## SHORT TASK
Select every line in the listing below that contains the string "code" and copy those lines.

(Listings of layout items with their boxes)
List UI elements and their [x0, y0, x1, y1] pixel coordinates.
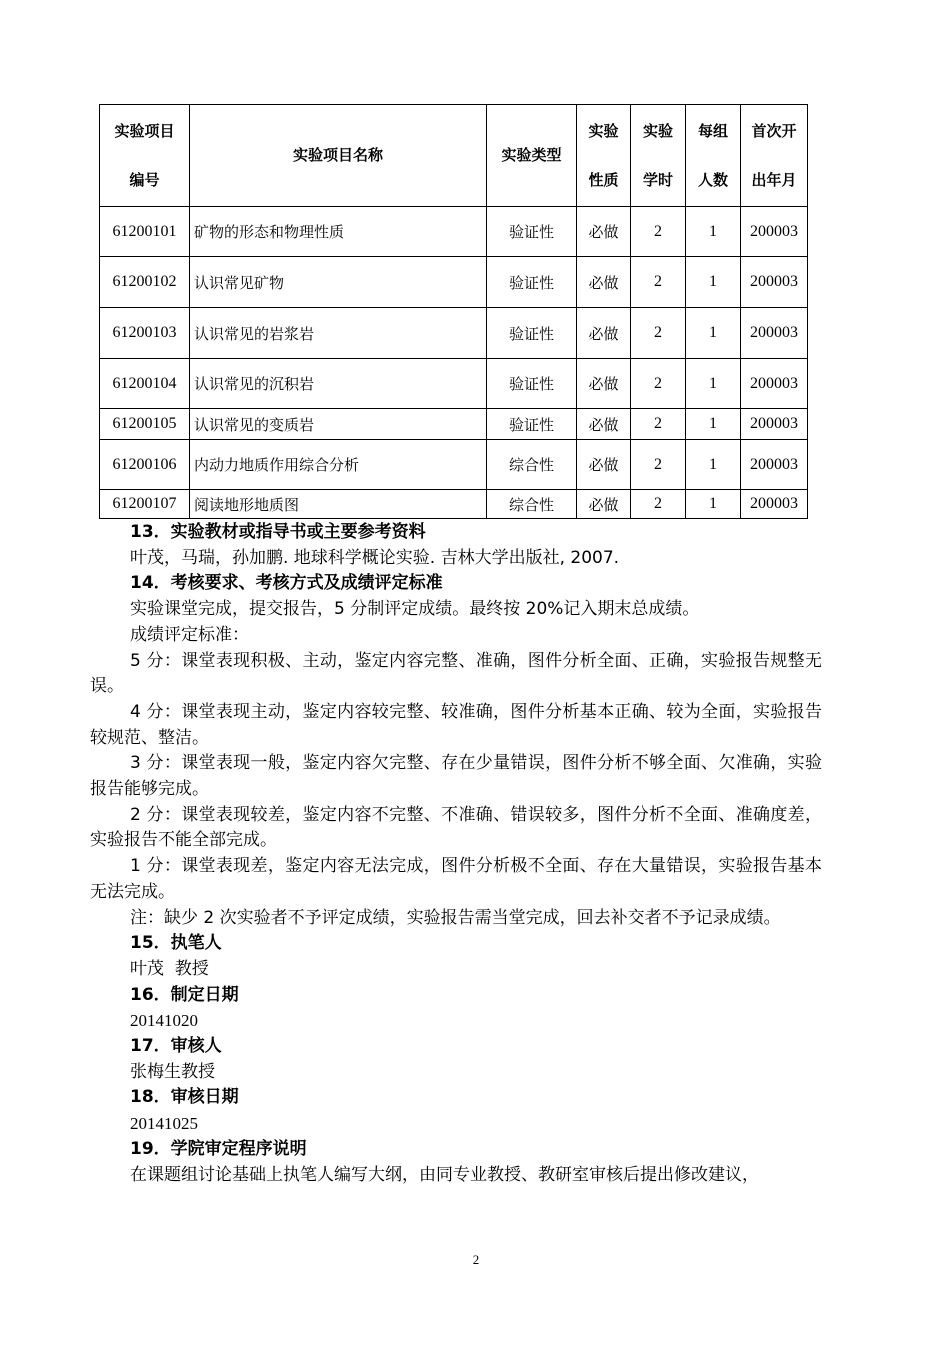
section-17-text: 张梅生教授 — [130, 1061, 215, 1082]
section-18-title: 18．审核日期 — [130, 1087, 239, 1108]
section-13-text: 叶茂，马瑞，孙加鹏. 地球科学概论实验. 吉林大学出版社, 2007. — [130, 547, 620, 568]
section-14-criteria: 成绩评定标准： — [130, 624, 249, 645]
cell-code: 61200107 — [100, 490, 190, 519]
grade-4-text: 4 分：课堂表现主动，鉴定内容较完整、较准确，图件分析基本正确、较为全面，实验报告较规范、整洁。 — [90, 701, 822, 748]
cell-first: 200003 — [741, 207, 808, 257]
cell-group: 1 — [686, 308, 741, 359]
section-19-title: 19．学院审定程序说明 — [130, 1138, 307, 1159]
grade-note: 注：缺少 2 次实验者不予评定成绩，实验报告需当堂完成，回去补交者不予记录成绩。 — [130, 907, 781, 928]
cell-code: 61200106 — [100, 440, 190, 490]
cell-hours: 2 — [631, 257, 686, 308]
table-row — [100, 308, 808, 359]
cell-nature: 必做 — [577, 440, 631, 490]
section-15-text: 叶茂 教授 — [130, 958, 209, 979]
page-number: 2 — [472, 1252, 480, 1267]
table-row — [100, 490, 808, 519]
section-16-text: 20141020 — [130, 1011, 198, 1031]
section-19-text: 在课题组讨论基础上执笔人编写大纲，由同专业教授、教研室审核后提出修改建议， — [130, 1164, 759, 1185]
cell-group: 1 — [686, 440, 741, 490]
cell-type: 验证性 — [487, 359, 577, 409]
cell-code: 61200105 — [100, 409, 190, 440]
cell-first: 200003 — [741, 257, 808, 308]
header-nature-line2: 性质 — [588, 170, 619, 189]
section-15-title: 15．执笔人 — [130, 933, 222, 954]
cell-nature: 必做 — [577, 257, 631, 308]
section-16-title: 16．制定日期 — [130, 984, 239, 1005]
cell-group: 1 — [686, 359, 741, 409]
grade-1-text: 1 分：课堂表现差，鉴定内容无法完成，图件分析极不全面、存在大量错误，实验报告基本无法完成。 — [90, 856, 822, 902]
table-header-row — [100, 105, 808, 207]
table-row — [100, 359, 808, 409]
cell-name: 认识常见的沉积岩 — [190, 359, 487, 409]
cell-nature: 必做 — [577, 490, 631, 519]
cell-type: 验证性 — [487, 308, 577, 359]
header-code-line1: 实验项目 — [114, 121, 175, 140]
cell-nature: 必做 — [577, 207, 631, 257]
cell-code: 61200102 — [100, 257, 190, 308]
cell-nature: 必做 — [577, 359, 631, 409]
header-code — [100, 105, 190, 207]
table-row — [100, 440, 808, 490]
section-14-title: 14．考核要求、考核方式及成绩评定标准 — [130, 573, 443, 594]
cell-type: 验证性 — [487, 207, 577, 257]
cell-group: 1 — [686, 207, 741, 257]
section-14-text: 实验课堂完成，提交报告，5 分制评定成绩。最终按 20%记入期末总成绩。 — [130, 599, 700, 620]
cell-hours: 2 — [631, 207, 686, 257]
grade-5-text: 5 分：课堂表现积极、主动，鉴定内容完整、准确，图件分析全面、正确，实验报告规整无误。 — [90, 650, 822, 697]
cell-first: 200003 — [741, 490, 808, 519]
cell-hours: 2 — [631, 440, 686, 490]
cell-code: 61200101 — [100, 207, 190, 257]
document-body — [90, 520, 822, 1188]
cell-code: 61200104 — [100, 359, 190, 409]
header-group — [686, 105, 741, 207]
header-hours-line1: 实验 — [642, 121, 673, 140]
cell-first: 200003 — [741, 440, 808, 490]
grade-2-text: 2 分：课堂表现较差，鉴定内容不完整、不准确、错误较多，图件分析不全面、准确度差，实验报告不能全部完成。 — [90, 804, 822, 851]
cell-nature: 必做 — [577, 308, 631, 359]
cell-hours: 2 — [631, 308, 686, 359]
header-hours — [631, 105, 686, 207]
table-row — [100, 409, 808, 440]
cell-code: 61200103 — [100, 308, 190, 359]
section-13-title: 13．实验教材或指导书或主要参考资料 — [130, 522, 426, 542]
cell-name: 认识常见矿物 — [190, 257, 487, 308]
header-name: 实验项目名称 — [190, 105, 487, 207]
header-group-line2: 人数 — [697, 170, 728, 189]
section-17-title: 17．审核人 — [130, 1036, 222, 1057]
header-nature — [577, 105, 631, 207]
cell-nature: 必做 — [577, 409, 631, 440]
cell-type: 综合性 — [487, 440, 577, 490]
cell-type: 综合性 — [487, 490, 577, 519]
experiment-table — [99, 104, 808, 519]
header-code-line2: 编号 — [129, 170, 160, 189]
grade-3-text: 3 分：课堂表现一般，鉴定内容欠完整、存在少量错误，图件分析不够全面、欠准确，实验报告能够完成。 — [90, 753, 822, 800]
cell-group: 1 — [686, 490, 741, 519]
cell-name: 认识常见的岩浆岩 — [190, 308, 487, 359]
table-row — [100, 207, 808, 257]
header-nature-line1: 实验 — [588, 121, 619, 140]
cell-type: 验证性 — [487, 409, 577, 440]
header-first-line2: 出年月 — [751, 170, 797, 189]
cell-type: 验证性 — [487, 257, 577, 308]
cell-group: 1 — [686, 257, 741, 308]
cell-hours: 2 — [631, 409, 686, 440]
cell-hours: 2 — [631, 490, 686, 519]
table-row — [100, 257, 808, 308]
cell-name: 矿物的形态和物理性质 — [190, 207, 487, 257]
cell-first: 200003 — [741, 409, 808, 440]
cell-first: 200003 — [741, 308, 808, 359]
header-group-line1: 每组 — [697, 121, 728, 140]
cell-name: 认识常见的变质岩 — [190, 409, 487, 440]
cell-name: 内动力地质作用综合分析 — [190, 440, 487, 490]
header-hours-line2: 学时 — [642, 170, 673, 189]
header-first — [741, 105, 808, 207]
cell-first: 200003 — [741, 359, 808, 409]
header-type: 实验类型 — [487, 105, 577, 207]
header-first-line1: 首次开 — [751, 121, 797, 140]
section-18-text: 20141025 — [130, 1114, 198, 1134]
cell-group: 1 — [686, 409, 741, 440]
cell-hours: 2 — [631, 359, 686, 409]
cell-name: 阅读地形地质图 — [190, 490, 487, 519]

## SOLUTION TO THIS EXERCISE
cell-code: 61200107 — [100, 490, 190, 519]
cell-code: 61200106 — [100, 440, 190, 490]
cell-code: 61200105 — [100, 409, 190, 440]
header-code-line1: 实验项目 — [114, 121, 175, 140]
cell-code: 61200102 — [100, 257, 190, 308]
header-code — [100, 105, 190, 207]
cell-code: 61200101 — [100, 207, 190, 257]
cell-code: 61200104 — [100, 359, 190, 409]
cell-code: 61200103 — [100, 308, 190, 359]
header-code-line2: 编号 — [129, 170, 160, 189]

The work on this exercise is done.